··· Information provided ···

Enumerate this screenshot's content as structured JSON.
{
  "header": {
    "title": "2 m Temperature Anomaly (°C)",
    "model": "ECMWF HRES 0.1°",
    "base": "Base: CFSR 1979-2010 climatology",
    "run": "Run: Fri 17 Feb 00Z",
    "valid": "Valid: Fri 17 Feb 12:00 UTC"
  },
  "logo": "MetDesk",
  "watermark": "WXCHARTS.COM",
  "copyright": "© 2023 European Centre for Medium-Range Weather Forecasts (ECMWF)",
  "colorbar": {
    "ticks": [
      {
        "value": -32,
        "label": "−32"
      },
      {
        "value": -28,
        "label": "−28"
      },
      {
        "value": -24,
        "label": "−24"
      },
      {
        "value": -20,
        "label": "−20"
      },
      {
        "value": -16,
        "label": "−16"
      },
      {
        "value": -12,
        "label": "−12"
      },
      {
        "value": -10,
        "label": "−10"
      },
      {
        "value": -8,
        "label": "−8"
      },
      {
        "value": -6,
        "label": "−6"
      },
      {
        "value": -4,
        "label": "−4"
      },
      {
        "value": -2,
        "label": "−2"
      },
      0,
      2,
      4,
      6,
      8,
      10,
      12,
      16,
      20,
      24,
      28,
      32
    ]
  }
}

···

- **Exercise requirements**:
Extract, word for word, each line of the listing above.

- **Complete answer**:
Enumerate this screenshot's content as structured JSON.
{
  "header": {
    "title": "2 m Temperature Anomaly (°C)",
    "model": "ECMWF HRES 0.1°",
    "base": "Base: CFSR 1979-2010 climatology",
    "run": "Run: Fri 17 Feb 00Z",
    "valid": "Valid: Fri 17 Feb 12:00 UTC"
  },
  "logo": "MetDesk",
  "watermark": "WXCHARTS.COM",
  "copyright": "© 2023 European Centre for Medium-Range Weather Forecasts (ECMWF)",
  "colorbar": {
    "ticks": [
      {
        "value": -32,
        "label": "−32"
      },
      {
        "value": -28,
        "label": "−28"
      },
      {
        "value": -24,
        "label": "−24"
      },
      {
        "value": -20,
        "label": "−20"
      },
      {
        "value": -16,
        "label": "−16"
      },
      {
        "value": -12,
        "label": "−12"
      },
      {
        "value": -10,
        "label": "−10"
      },
      {
        "value": -8,
        "label": "−8"
      },
      {
        "value": -6,
        "label": "−6"
      },
      {
        "value": -4,
        "label": "−4"
      },
      {
        "value": -2,
        "label": "−2"
      },
      0,
      2,
      4,
      6,
      8,
      10,
      12,
      16,
      20,
      24,
      28,
      32
    ]
  }
}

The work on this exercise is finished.